* What is being asked
List every line in this data where the string "PITS" occurs.

[Collection entries]
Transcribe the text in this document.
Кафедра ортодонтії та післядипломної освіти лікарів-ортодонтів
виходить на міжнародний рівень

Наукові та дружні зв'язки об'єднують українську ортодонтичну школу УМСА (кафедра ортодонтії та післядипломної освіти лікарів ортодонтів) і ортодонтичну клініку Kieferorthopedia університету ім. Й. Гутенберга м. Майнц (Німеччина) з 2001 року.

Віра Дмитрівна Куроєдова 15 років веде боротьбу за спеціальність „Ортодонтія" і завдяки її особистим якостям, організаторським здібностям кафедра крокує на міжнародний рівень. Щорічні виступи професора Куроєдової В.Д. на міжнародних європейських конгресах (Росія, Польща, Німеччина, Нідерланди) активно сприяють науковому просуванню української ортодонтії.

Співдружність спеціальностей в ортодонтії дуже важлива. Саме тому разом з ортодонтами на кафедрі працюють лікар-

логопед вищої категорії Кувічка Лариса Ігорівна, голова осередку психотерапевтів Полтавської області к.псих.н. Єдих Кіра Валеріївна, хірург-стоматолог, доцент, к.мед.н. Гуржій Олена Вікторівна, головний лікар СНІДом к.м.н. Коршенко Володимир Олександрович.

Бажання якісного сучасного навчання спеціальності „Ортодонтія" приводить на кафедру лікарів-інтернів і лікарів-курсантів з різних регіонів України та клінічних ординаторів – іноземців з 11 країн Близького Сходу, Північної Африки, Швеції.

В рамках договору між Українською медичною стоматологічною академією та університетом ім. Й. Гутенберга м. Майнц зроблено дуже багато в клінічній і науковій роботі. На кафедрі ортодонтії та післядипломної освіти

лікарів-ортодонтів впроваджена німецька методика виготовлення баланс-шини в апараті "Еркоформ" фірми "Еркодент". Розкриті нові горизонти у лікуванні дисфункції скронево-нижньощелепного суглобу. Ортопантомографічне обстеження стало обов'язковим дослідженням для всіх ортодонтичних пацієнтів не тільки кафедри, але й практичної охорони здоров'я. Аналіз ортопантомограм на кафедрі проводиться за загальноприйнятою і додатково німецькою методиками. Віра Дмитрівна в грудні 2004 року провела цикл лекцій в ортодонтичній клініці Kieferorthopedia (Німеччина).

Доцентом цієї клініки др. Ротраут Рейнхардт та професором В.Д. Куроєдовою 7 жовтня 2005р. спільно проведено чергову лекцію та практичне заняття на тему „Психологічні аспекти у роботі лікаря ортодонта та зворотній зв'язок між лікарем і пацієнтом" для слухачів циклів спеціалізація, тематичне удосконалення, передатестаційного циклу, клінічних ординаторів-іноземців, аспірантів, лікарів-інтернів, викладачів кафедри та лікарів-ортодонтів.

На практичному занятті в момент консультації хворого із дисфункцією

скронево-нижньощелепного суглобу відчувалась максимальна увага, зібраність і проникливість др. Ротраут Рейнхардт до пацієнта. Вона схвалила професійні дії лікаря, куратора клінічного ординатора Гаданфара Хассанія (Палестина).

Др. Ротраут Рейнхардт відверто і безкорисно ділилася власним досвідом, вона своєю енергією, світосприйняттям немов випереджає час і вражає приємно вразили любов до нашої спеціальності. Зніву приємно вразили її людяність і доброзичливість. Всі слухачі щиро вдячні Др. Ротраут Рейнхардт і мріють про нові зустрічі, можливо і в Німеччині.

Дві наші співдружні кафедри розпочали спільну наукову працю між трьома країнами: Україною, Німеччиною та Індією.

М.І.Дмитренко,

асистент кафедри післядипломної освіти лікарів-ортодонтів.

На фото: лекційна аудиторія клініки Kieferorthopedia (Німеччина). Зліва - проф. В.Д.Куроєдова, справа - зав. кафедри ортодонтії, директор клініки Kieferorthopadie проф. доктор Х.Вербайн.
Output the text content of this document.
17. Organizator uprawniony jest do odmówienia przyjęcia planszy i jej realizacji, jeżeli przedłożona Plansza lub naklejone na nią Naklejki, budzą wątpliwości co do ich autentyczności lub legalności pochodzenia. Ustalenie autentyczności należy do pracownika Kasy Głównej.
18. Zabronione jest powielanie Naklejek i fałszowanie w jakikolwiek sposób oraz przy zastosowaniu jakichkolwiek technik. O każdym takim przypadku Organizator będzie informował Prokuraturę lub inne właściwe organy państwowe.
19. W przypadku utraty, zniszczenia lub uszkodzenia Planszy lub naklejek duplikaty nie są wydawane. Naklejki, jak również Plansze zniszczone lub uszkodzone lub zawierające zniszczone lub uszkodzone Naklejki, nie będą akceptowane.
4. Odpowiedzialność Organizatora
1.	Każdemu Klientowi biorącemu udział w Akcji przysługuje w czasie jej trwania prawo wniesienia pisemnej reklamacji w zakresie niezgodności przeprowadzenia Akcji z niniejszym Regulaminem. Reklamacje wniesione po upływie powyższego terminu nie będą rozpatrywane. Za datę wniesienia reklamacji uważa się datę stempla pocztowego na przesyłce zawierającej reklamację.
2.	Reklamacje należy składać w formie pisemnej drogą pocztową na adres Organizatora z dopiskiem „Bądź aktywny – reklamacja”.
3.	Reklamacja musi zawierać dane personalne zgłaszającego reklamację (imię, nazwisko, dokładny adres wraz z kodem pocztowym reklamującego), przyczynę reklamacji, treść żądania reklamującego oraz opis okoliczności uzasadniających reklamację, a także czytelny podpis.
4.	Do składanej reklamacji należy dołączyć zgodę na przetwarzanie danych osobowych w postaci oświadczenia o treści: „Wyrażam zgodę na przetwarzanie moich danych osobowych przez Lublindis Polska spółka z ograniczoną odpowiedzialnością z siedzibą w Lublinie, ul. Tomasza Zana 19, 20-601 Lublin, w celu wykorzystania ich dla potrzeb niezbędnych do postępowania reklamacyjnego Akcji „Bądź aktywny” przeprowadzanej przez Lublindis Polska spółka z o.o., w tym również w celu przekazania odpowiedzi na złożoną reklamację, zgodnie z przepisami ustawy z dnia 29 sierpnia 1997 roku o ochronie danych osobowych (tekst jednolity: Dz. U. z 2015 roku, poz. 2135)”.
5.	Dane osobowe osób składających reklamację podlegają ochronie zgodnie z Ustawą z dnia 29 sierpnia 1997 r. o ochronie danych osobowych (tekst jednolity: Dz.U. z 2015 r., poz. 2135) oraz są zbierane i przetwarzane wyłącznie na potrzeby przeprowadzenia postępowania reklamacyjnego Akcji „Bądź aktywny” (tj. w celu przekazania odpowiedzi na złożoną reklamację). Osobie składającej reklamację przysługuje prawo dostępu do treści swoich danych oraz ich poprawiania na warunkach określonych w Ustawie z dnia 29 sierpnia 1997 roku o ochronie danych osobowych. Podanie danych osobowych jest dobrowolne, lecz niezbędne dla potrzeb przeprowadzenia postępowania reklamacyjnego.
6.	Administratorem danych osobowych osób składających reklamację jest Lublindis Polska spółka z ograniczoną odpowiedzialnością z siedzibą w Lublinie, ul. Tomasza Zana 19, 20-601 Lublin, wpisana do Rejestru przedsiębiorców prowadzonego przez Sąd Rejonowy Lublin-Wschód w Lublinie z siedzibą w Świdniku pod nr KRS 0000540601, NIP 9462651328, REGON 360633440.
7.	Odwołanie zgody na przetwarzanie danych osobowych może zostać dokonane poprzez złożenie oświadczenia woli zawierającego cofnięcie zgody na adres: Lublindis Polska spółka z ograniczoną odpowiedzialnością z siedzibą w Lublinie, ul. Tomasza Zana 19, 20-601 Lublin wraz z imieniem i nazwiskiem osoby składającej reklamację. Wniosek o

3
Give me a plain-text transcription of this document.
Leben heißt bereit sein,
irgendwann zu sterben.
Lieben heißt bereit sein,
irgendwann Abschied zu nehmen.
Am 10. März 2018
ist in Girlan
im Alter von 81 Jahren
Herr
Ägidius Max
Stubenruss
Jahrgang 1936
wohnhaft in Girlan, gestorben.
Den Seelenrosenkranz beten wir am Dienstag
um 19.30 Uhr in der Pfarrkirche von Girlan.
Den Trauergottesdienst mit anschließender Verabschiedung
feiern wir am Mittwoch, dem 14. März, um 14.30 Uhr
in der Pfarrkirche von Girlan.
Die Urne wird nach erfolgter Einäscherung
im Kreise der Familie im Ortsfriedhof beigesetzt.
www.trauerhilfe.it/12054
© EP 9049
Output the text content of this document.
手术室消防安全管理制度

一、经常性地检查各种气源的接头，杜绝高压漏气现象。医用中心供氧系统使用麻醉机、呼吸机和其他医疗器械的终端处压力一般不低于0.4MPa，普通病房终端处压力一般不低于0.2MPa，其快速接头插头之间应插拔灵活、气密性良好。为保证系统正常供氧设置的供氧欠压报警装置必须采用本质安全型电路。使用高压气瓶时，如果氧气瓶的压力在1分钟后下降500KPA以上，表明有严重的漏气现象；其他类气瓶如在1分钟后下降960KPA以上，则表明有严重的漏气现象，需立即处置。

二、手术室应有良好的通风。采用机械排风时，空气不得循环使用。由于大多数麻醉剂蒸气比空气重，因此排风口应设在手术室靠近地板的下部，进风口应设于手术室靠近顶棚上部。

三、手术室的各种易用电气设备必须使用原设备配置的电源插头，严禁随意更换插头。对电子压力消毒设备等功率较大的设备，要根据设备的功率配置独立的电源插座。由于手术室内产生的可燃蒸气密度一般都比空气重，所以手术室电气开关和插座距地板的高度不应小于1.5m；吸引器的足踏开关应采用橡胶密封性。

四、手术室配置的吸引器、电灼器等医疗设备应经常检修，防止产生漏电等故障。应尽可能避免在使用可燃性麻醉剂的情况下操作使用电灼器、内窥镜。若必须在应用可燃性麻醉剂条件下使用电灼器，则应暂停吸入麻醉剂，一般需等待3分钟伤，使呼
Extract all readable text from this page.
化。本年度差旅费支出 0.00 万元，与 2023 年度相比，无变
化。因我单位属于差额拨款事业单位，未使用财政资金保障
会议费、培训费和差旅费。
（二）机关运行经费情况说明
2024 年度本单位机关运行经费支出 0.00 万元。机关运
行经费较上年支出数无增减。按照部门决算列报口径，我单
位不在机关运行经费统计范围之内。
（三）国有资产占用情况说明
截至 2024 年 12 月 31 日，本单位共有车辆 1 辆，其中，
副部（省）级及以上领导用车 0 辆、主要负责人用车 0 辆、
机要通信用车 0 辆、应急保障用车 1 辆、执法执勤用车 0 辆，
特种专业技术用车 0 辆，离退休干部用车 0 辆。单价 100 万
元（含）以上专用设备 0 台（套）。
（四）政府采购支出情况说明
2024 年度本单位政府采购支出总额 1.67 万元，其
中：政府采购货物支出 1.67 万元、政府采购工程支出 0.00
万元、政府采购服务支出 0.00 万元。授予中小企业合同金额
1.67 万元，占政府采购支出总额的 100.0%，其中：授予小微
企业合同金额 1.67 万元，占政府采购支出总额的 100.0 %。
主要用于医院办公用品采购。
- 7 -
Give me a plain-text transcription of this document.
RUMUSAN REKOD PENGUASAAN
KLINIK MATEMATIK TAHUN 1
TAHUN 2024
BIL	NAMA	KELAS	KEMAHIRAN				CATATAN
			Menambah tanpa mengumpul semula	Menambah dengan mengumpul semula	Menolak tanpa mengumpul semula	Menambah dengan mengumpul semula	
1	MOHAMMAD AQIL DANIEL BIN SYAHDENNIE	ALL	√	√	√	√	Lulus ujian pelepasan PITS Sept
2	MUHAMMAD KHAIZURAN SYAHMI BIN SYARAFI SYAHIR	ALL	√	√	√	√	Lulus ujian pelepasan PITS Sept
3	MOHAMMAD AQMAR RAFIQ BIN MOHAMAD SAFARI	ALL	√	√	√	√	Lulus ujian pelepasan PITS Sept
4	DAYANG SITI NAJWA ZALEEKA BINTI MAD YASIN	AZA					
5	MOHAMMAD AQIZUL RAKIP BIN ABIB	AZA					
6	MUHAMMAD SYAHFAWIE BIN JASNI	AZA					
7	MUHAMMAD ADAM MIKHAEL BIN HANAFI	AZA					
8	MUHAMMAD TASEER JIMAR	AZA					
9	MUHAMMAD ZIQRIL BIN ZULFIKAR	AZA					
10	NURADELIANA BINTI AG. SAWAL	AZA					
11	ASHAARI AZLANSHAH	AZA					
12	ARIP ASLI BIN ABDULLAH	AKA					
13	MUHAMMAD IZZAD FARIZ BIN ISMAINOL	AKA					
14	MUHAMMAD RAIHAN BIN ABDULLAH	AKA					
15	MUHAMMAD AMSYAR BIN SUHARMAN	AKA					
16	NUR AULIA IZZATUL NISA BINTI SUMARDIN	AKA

* Reply to the exercise
1	MOHAMMAD AQIL DANIEL BIN SYAHDENNIE	ALL	√	√	√	√	Lulus ujian pelepasan PITS Sept
2	MUHAMMAD KHAIZURAN SYAHMI BIN SYARAFI SYAHIR	ALL	√	√	√	√	Lulus ujian pelepasan PITS Sept
3	MOHAMMAD AQMAR RAFIQ BIN MOHAMAD SAFARI	ALL	√	√	√	√	Lulus ujian pelepasan PITS Sept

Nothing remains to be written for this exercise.